[start]

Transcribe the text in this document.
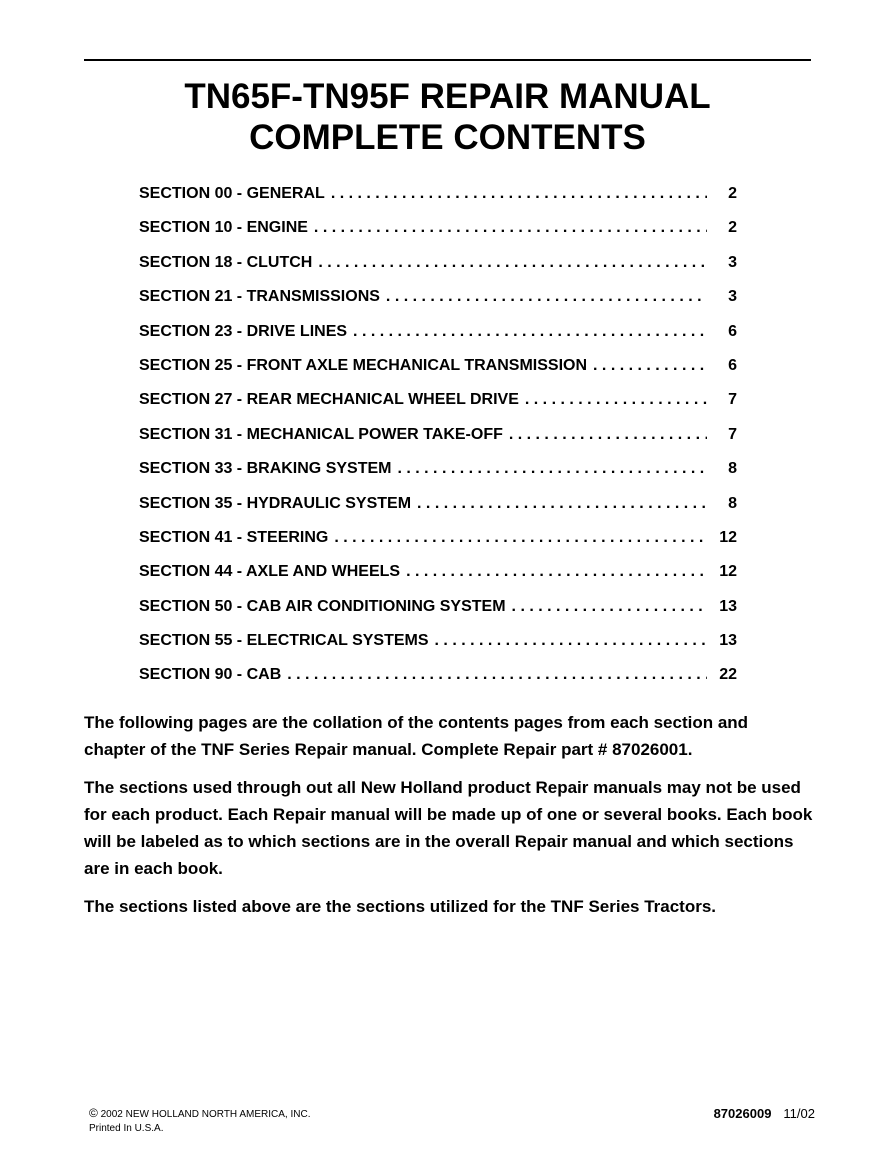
TN65F-TN95F REPAIR MANUAL
COMPLETE CONTENTS
SECTION 00 - GENERAL . . .	2
SECTION 10 - ENGINE . . .	2
SECTION 18 - CLUTCH . . .	3
SECTION 21 - TRANSMISSIONS . . .	3
SECTION 23 - DRIVE LINES . . .	6
SECTION 25 - FRONT AXLE MECHANICAL TRANSMISSION . . .	6
SECTION 27 - REAR MECHANICAL WHEEL DRIVE . . .	7
SECTION 31 - MECHANICAL POWER TAKE-OFF . . .	7
SECTION 33 - BRAKING SYSTEM . . .	8
SECTION 35 - HYDRAULIC SYSTEM . . .	8
SECTION 41 - STEERING . . .	12
SECTION 44 - AXLE AND WHEELS . . .	12
SECTION 50 - CAB AIR CONDITIONING SYSTEM . . .	13
SECTION 55 - ELECTRICAL SYSTEMS . . .	13
SECTION 90 - CAB . . .	22

The following pages are the collation of the contents pages from each section and chapter of the TNF Series Repair manual. Complete Repair part # 87026001.

The sections used through out all New Holland product Repair manuals may not be used for each product. Each Repair manual will be made up of one or several books. Each book will be labeled as to which sections are in the overall Repair manual and which sections are in each book.

The sections listed above are the sections utilized for the TNF Series Tractors.

© 2002 NEW HOLLAND NORTH AMERICA, INC.
Printed In U.S.A.
87026009 11/02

[end]

> What to do:
Copy every line above word for word and exclude the pictures.

> Task solution:
Transcribe the text in this document.
TN65F-TN95F REPAIR MANUAL
COMPLETE CONTENTS
SECTION 00 - GENERAL . . .	2
SECTION 10 - ENGINE . . .	2
SECTION 18 - CLUTCH . . .	3
SECTION 21 - TRANSMISSIONS . . .	3
SECTION 23 - DRIVE LINES . . .	6
SECTION 25 - FRONT AXLE MECHANICAL TRANSMISSION . . .	6
SECTION 27 - REAR MECHANICAL WHEEL DRIVE . . .	7
SECTION 31 - MECHANICAL POWER TAKE-OFF . . .	7
SECTION 33 - BRAKING SYSTEM . . .	8
SECTION 35 - HYDRAULIC SYSTEM . . .	8
SECTION 41 - STEERING . . .	12
SECTION 44 - AXLE AND WHEELS . . .	12
SECTION 50 - CAB AIR CONDITIONING SYSTEM . . .	13
SECTION 55 - ELECTRICAL SYSTEMS . . .	13
SECTION 90 - CAB . . .	22

The following pages are the collation of the contents pages from each section and chapter of the TNF Series Repair manual. Complete Repair part # 87026001.

The sections used through out all New Holland product Repair manuals may not be used for each product. Each Repair manual will be made up of one or several books. Each book will be labeled as to which sections are in the overall Repair manual and which sections are in each book.

The sections listed above are the sections utilized for the TNF Series Tractors.

© 2002 NEW HOLLAND NORTH AMERICA, INC.
Printed In U.S.A.
87026009 11/02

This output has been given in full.